**GIVEN TASK:** Retype the whole listing below, character for character.

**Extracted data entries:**
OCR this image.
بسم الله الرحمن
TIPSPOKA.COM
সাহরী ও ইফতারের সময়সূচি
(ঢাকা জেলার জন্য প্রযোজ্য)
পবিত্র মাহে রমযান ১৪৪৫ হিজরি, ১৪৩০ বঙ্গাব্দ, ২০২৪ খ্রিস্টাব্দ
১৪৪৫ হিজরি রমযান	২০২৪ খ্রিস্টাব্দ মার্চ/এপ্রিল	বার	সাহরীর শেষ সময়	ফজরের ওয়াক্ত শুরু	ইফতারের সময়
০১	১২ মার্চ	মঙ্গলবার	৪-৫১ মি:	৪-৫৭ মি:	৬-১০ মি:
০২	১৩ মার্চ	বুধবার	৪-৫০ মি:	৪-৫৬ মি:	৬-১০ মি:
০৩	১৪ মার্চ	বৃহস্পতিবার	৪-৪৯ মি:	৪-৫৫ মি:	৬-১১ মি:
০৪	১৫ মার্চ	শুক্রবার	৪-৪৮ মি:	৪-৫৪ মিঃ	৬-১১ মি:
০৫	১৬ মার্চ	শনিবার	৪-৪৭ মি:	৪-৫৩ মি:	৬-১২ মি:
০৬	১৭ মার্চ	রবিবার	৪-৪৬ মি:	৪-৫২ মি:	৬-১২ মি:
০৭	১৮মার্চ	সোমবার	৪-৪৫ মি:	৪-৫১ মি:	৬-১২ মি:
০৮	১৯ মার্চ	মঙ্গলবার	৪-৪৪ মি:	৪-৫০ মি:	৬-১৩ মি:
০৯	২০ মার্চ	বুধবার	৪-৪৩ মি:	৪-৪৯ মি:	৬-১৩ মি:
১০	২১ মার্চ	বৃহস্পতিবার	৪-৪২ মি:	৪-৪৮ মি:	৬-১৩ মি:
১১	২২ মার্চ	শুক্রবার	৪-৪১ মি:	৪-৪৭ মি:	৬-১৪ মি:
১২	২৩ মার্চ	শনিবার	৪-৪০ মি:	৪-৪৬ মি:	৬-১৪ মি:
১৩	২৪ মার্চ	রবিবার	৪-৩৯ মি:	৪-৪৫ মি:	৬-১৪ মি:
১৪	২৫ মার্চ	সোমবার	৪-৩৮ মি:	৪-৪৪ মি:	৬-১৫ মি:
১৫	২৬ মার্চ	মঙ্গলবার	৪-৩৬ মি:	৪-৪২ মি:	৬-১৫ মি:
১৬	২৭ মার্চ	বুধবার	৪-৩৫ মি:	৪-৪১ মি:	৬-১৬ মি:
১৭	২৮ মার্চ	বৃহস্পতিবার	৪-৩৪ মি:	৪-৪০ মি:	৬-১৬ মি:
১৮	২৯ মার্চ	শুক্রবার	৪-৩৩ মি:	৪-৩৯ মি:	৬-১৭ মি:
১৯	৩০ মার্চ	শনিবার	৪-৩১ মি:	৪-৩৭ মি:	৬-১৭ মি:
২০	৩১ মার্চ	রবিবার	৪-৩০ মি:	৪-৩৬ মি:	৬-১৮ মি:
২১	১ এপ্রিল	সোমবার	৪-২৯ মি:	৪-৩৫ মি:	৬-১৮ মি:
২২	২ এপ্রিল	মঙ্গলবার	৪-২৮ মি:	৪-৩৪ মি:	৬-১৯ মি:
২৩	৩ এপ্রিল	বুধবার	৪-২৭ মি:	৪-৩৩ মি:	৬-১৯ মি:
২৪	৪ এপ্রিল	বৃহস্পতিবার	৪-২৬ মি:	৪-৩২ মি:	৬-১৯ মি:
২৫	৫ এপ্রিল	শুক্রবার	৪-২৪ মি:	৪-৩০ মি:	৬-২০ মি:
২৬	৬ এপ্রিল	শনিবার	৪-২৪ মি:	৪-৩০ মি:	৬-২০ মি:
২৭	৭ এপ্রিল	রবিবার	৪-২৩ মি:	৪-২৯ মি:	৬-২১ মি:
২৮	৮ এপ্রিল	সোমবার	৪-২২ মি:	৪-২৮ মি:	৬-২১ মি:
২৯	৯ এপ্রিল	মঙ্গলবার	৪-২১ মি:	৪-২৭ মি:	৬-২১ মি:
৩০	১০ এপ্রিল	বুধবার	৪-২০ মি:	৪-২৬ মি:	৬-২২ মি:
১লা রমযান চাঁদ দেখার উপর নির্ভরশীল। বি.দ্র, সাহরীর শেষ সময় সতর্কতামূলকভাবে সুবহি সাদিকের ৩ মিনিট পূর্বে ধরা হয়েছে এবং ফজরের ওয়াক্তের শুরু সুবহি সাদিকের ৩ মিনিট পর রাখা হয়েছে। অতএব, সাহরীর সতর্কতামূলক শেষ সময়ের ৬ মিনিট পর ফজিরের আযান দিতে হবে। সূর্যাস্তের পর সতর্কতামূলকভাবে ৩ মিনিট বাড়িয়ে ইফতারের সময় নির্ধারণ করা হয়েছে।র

**SOLUTION TO THIS PROBLEM:**
OCR this image.
بسم الله الرحمن
TIPSPOKA.COM
সাহরী ও ইফতারের সময়সূচি
(ঢাকা জেলার জন্য প্রযোজ্য)
পবিত্র মাহে রমযান ১৪৪৫ হিজরি, ১৪৩০ বঙ্গাব্দ, ২০২৪ খ্রিস্টাব্দ
১৪৪৫ হিজরি রমযান	২০২৪ খ্রিস্টাব্দ মার্চ/এপ্রিল	বার	সাহরীর শেষ সময়	ফজরের ওয়াক্ত শুরু	ইফতারের সময়
০১	১২ মার্চ	মঙ্গলবার	৪-৫১ মি:	৪-৫৭ মি:	৬-১০ মি:
০২	১৩ মার্চ	বুধবার	৪-৫০ মি:	৪-৫৬ মি:	৬-১০ মি:
০৩	১৪ মার্চ	বৃহস্পতিবার	৪-৪৯ মি:	৪-৫৫ মি:	৬-১১ মি:
০৪	১৫ মার্চ	শুক্রবার	৪-৪৮ মি:	৪-৫৪ মিঃ	৬-১১ মি:
০৫	১৬ মার্চ	শনিবার	৪-৪৭ মি:	৪-৫৩ মি:	৬-১২ মি:
০৬	১৭ মার্চ	রবিবার	৪-৪৬ মি:	৪-৫২ মি:	৬-১২ মি:
০৭	১৮মার্চ	সোমবার	৪-৪৫ মি:	৪-৫১ মি:	৬-১২ মি:
০৮	১৯ মার্চ	মঙ্গলবার	৪-৪৪ মি:	৪-৫০ মি:	৬-১৩ মি:
০৯	২০ মার্চ	বুধবার	৪-৪৩ মি:	৪-৪৯ মি:	৬-১৩ মি:
১০	২১ মার্চ	বৃহস্পতিবার	৪-৪২ মি:	৪-৪৮ মি:	৬-১৩ মি:
১১	২২ মার্চ	শুক্রবার	৪-৪১ মি:	৪-৪৭ মি:	৬-১৪ মি:
১২	২৩ মার্চ	শনিবার	৪-৪০ মি:	৪-৪৬ মি:	৬-১৪ মি:
১৩	২৪ মার্চ	রবিবার	৪-৩৯ মি:	৪-৪৫ মি:	৬-১৪ মি:
১৪	২৫ মার্চ	সোমবার	৪-৩৮ মি:	৪-৪৪ মি:	৬-১৫ মি:
১৫	২৬ মার্চ	মঙ্গলবার	৪-৩৬ মি:	৪-৪২ মি:	৬-১৫ মি:
১৬	২৭ মার্চ	বুধবার	৪-৩৫ মি:	৪-৪১ মি:	৬-১৬ মি:
১৭	২৮ মার্চ	বৃহস্পতিবার	৪-৩৪ মি:	৪-৪০ মি:	৬-১৬ মি:
১৮	২৯ মার্চ	শুক্রবার	৪-৩৩ মি:	৪-৩৯ মি:	৬-১৭ মি:
১৯	৩০ মার্চ	শনিবার	৪-৩১ মি:	৪-৩৭ মি:	৬-১৭ মি:
২০	৩১ মার্চ	রবিবার	৪-৩০ মি:	৪-৩৬ মি:	৬-১৮ মি:
২১	১ এপ্রিল	সোমবার	৪-২৯ মি:	৪-৩৫ মি:	৬-১৮ মি:
২২	২ এপ্রিল	মঙ্গলবার	৪-২৮ মি:	৪-৩৪ মি:	৬-১৯ মি:
২৩	৩ এপ্রিল	বুধবার	৪-২৭ মি:	৪-৩৩ মি:	৬-১৯ মি:
২৪	৪ এপ্রিল	বৃহস্পতিবার	৪-২৬ মি:	৪-৩২ মি:	৬-১৯ মি:
২৫	৫ এপ্রিল	শুক্রবার	৪-২৪ মি:	৪-৩০ মি:	৬-২০ মি:
২৬	৬ এপ্রিল	শনিবার	৪-২৪ মি:	৪-৩০ মি:	৬-২০ মি:
২৭	৭ এপ্রিল	রবিবার	৪-২৩ মি:	৪-২৯ মি:	৬-২১ মি:
২৮	৮ এপ্রিল	সোমবার	৪-২২ মি:	৪-২৮ মি:	৬-২১ মি:
২৯	৯ এপ্রিল	মঙ্গলবার	৪-২১ মি:	৪-২৭ মি:	৬-২১ মি:
৩০	১০ এপ্রিল	বুধবার	৪-২০ মি:	৪-২৬ মি:	৬-২২ মি:
১লা রমযান চাঁদ দেখার উপর নির্ভরশীল। বি.দ্র, সাহরীর শেষ সময় সতর্কতামূলকভাবে সুবহি সাদিকের ৩ মিনিট পূর্বে ধরা হয়েছে এবং ফজরের ওয়াক্তের শুরু সুবহি সাদিকের ৩ মিনিট পর রাখা হয়েছে। অতএব, সাহরীর সতর্কতামূলক শেষ সময়ের ৬ মিনিট পর ফজিরের আযান দিতে হবে। সূর্যাস্তের পর সতর্কতামূলকভাবে ৩ মিনিট বাড়িয়ে ইফতারের সময় নির্ধারণ করা হয়েছে।র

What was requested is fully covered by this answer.